Your task is to print the material below exactly as presented.

## start EXERCISE INPUTS

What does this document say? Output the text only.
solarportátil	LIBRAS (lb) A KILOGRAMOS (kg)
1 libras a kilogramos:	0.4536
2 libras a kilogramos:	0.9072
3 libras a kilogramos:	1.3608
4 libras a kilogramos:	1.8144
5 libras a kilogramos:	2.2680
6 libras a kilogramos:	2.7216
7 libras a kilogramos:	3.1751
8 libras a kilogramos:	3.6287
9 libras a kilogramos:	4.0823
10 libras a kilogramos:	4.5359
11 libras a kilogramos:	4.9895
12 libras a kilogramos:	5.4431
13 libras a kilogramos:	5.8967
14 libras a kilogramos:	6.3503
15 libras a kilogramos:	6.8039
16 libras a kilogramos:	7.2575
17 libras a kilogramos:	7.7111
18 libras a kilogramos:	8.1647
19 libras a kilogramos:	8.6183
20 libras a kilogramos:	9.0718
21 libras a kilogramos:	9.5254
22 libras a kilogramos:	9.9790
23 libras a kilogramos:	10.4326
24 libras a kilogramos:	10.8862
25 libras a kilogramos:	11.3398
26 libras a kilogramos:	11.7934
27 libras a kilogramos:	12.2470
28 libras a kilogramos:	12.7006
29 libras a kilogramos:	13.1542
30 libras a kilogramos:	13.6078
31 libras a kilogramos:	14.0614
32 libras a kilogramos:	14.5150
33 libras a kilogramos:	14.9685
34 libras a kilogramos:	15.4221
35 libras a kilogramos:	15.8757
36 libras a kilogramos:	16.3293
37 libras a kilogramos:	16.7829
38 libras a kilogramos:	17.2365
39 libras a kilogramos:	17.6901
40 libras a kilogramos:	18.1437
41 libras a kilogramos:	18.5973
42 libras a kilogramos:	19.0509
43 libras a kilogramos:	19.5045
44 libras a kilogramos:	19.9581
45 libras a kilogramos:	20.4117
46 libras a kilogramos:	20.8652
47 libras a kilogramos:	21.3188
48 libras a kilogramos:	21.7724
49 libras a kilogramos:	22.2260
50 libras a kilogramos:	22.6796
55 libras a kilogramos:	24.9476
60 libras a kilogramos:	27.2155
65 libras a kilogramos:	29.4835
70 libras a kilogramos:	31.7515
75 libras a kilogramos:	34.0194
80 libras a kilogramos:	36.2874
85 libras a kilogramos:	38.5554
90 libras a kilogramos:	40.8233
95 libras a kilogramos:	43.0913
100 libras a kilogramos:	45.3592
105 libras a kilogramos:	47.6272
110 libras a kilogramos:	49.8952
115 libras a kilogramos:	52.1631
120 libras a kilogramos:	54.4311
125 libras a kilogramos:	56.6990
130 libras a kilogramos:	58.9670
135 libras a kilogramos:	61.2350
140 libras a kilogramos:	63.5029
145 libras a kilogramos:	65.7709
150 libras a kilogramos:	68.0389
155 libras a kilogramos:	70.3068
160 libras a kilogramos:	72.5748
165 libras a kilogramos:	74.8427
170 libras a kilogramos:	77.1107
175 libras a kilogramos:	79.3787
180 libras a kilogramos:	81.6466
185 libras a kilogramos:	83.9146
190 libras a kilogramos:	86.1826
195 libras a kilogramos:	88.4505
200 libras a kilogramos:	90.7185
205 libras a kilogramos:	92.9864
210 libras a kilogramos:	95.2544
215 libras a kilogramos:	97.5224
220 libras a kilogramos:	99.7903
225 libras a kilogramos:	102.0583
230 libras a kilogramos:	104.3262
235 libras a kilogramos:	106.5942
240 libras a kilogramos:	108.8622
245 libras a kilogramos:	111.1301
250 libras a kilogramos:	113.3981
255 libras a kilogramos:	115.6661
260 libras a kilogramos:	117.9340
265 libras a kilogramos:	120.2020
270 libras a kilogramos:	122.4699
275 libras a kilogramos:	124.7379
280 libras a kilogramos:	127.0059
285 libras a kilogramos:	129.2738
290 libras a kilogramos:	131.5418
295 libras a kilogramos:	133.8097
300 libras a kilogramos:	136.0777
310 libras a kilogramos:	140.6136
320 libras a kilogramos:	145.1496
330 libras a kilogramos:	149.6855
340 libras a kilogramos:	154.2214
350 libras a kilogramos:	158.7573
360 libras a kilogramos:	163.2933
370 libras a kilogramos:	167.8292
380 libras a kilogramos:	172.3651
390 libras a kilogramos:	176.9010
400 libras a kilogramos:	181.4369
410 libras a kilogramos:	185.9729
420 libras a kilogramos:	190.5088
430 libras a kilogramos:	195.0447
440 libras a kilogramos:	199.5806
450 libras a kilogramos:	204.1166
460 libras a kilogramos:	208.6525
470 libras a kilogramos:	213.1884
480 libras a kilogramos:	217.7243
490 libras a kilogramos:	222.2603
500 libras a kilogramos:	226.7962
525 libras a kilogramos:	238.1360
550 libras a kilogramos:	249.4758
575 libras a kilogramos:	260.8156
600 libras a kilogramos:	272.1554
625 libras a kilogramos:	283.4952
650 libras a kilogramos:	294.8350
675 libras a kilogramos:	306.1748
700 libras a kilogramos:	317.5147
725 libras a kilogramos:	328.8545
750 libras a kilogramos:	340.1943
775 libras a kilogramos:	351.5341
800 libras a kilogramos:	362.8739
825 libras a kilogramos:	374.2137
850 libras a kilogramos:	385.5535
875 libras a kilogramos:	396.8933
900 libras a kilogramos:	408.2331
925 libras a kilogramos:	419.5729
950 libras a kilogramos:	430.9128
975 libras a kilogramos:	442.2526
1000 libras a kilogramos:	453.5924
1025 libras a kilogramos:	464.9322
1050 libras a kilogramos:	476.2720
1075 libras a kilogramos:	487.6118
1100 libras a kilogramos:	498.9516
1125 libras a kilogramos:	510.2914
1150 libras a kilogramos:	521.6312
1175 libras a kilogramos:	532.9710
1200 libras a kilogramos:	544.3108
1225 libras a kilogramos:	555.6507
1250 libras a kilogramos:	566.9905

## end EXERCISE INPUTS

▸ TASK SOLUTION:
What does this document say? Output the text only.
solarportátil	LIBRAS (lb) A KILOGRAMOS (kg)
1 libras a kilogramos:	0.4536
2 libras a kilogramos:	0.9072
3 libras a kilogramos:	1.3608
4 libras a kilogramos:	1.8144
5 libras a kilogramos:	2.2680
6 libras a kilogramos:	2.7216
7 libras a kilogramos:	3.1751
8 libras a kilogramos:	3.6287
9 libras a kilogramos:	4.0823
10 libras a kilogramos:	4.5359
11 libras a kilogramos:	4.9895
12 libras a kilogramos:	5.4431
13 libras a kilogramos:	5.8967
14 libras a kilogramos:	6.3503
15 libras a kilogramos:	6.8039
16 libras a kilogramos:	7.2575
17 libras a kilogramos:	7.7111
18 libras a kilogramos:	8.1647
19 libras a kilogramos:	8.6183
20 libras a kilogramos:	9.0718
21 libras a kilogramos:	9.5254
22 libras a kilogramos:	9.9790
23 libras a kilogramos:	10.4326
24 libras a kilogramos:	10.8862
25 libras a kilogramos:	11.3398
26 libras a kilogramos:	11.7934
27 libras a kilogramos:	12.2470
28 libras a kilogramos:	12.7006
29 libras a kilogramos:	13.1542
30 libras a kilogramos:	13.6078
31 libras a kilogramos:	14.0614
32 libras a kilogramos:	14.5150
33 libras a kilogramos:	14.9685
34 libras a kilogramos:	15.4221
35 libras a kilogramos:	15.8757
36 libras a kilogramos:	16.3293
37 libras a kilogramos:	16.7829
38 libras a kilogramos:	17.2365
39 libras a kilogramos:	17.6901
40 libras a kilogramos:	18.1437
41 libras a kilogramos:	18.5973
42 libras a kilogramos:	19.0509
43 libras a kilogramos:	19.5045
44 libras a kilogramos:	19.9581
45 libras a kilogramos:	20.4117
46 libras a kilogramos:	20.8652
47 libras a kilogramos:	21.3188
48 libras a kilogramos:	21.7724
49 libras a kilogramos:	22.2260
50 libras a kilogramos:	22.6796
55 libras a kilogramos:	24.9476
60 libras a kilogramos:	27.2155
65 libras a kilogramos:	29.4835
70 libras a kilogramos:	31.7515
75 libras a kilogramos:	34.0194
80 libras a kilogramos:	36.2874
85 libras a kilogramos:	38.5554
90 libras a kilogramos:	40.8233
95 libras a kilogramos:	43.0913
100 libras a kilogramos:	45.3592
105 libras a kilogramos:	47.6272
110 libras a kilogramos:	49.8952
115 libras a kilogramos:	52.1631
120 libras a kilogramos:	54.4311
125 libras a kilogramos:	56.6990
130 libras a kilogramos:	58.9670
135 libras a kilogramos:	61.2350
140 libras a kilogramos:	63.5029
145 libras a kilogramos:	65.7709
150 libras a kilogramos:	68.0389
155 libras a kilogramos:	70.3068
160 libras a kilogramos:	72.5748
165 libras a kilogramos:	74.8427
170 libras a kilogramos:	77.1107
175 libras a kilogramos:	79.3787
180 libras a kilogramos:	81.6466
185 libras a kilogramos:	83.9146
190 libras a kilogramos:	86.1826
195 libras a kilogramos:	88.4505
200 libras a kilogramos:	90.7185
205 libras a kilogramos:	92.9864
210 libras a kilogramos:	95.2544
215 libras a kilogramos:	97.5224
220 libras a kilogramos:	99.7903
225 libras a kilogramos:	102.0583
230 libras a kilogramos:	104.3262
235 libras a kilogramos:	106.5942
240 libras a kilogramos:	108.8622
245 libras a kilogramos:	111.1301
250 libras a kilogramos:	113.3981
255 libras a kilogramos:	115.6661
260 libras a kilogramos:	117.9340
265 libras a kilogramos:	120.2020
270 libras a kilogramos:	122.4699
275 libras a kilogramos:	124.7379
280 libras a kilogramos:	127.0059
285 libras a kilogramos:	129.2738
290 libras a kilogramos:	131.5418
295 libras a kilogramos:	133.8097
300 libras a kilogramos:	136.0777
310 libras a kilogramos:	140.6136
320 libras a kilogramos:	145.1496
330 libras a kilogramos:	149.6855
340 libras a kilogramos:	154.2214
350 libras a kilogramos:	158.7573
360 libras a kilogramos:	163.2933
370 libras a kilogramos:	167.8292
380 libras a kilogramos:	172.3651
390 libras a kilogramos:	176.9010
400 libras a kilogramos:	181.4369
410 libras a kilogramos:	185.9729
420 libras a kilogramos:	190.5088
430 libras a kilogramos:	195.0447
440 libras a kilogramos:	199.5806
450 libras a kilogramos:	204.1166
460 libras a kilogramos:	208.6525
470 libras a kilogramos:	213.1884
480 libras a kilogramos:	217.7243
490 libras a kilogramos:	222.2603
500 libras a kilogramos:	226.7962
525 libras a kilogramos:	238.1360
550 libras a kilogramos:	249.4758
575 libras a kilogramos:	260.8156
600 libras a kilogramos:	272.1554
625 libras a kilogramos:	283.4952
650 libras a kilogramos:	294.8350
675 libras a kilogramos:	306.1748
700 libras a kilogramos:	317.5147
725 libras a kilogramos:	328.8545
750 libras a kilogramos:	340.1943
775 libras a kilogramos:	351.5341
800 libras a kilogramos:	362.8739
825 libras a kilogramos:	374.2137
850 libras a kilogramos:	385.5535
875 libras a kilogramos:	396.8933
900 libras a kilogramos:	408.2331
925 libras a kilogramos:	419.5729
950 libras a kilogramos:	430.9128
975 libras a kilogramos:	442.2526
1000 libras a kilogramos:	453.5924
1025 libras a kilogramos:	464.9322
1050 libras a kilogramos:	476.2720
1075 libras a kilogramos:	487.6118
1100 libras a kilogramos:	498.9516
1125 libras a kilogramos:	510.2914
1150 libras a kilogramos:	521.6312
1175 libras a kilogramos:	532.9710
1200 libras a kilogramos:	544.3108
1225 libras a kilogramos:	555.6507
1250 libras a kilogramos:	566.9905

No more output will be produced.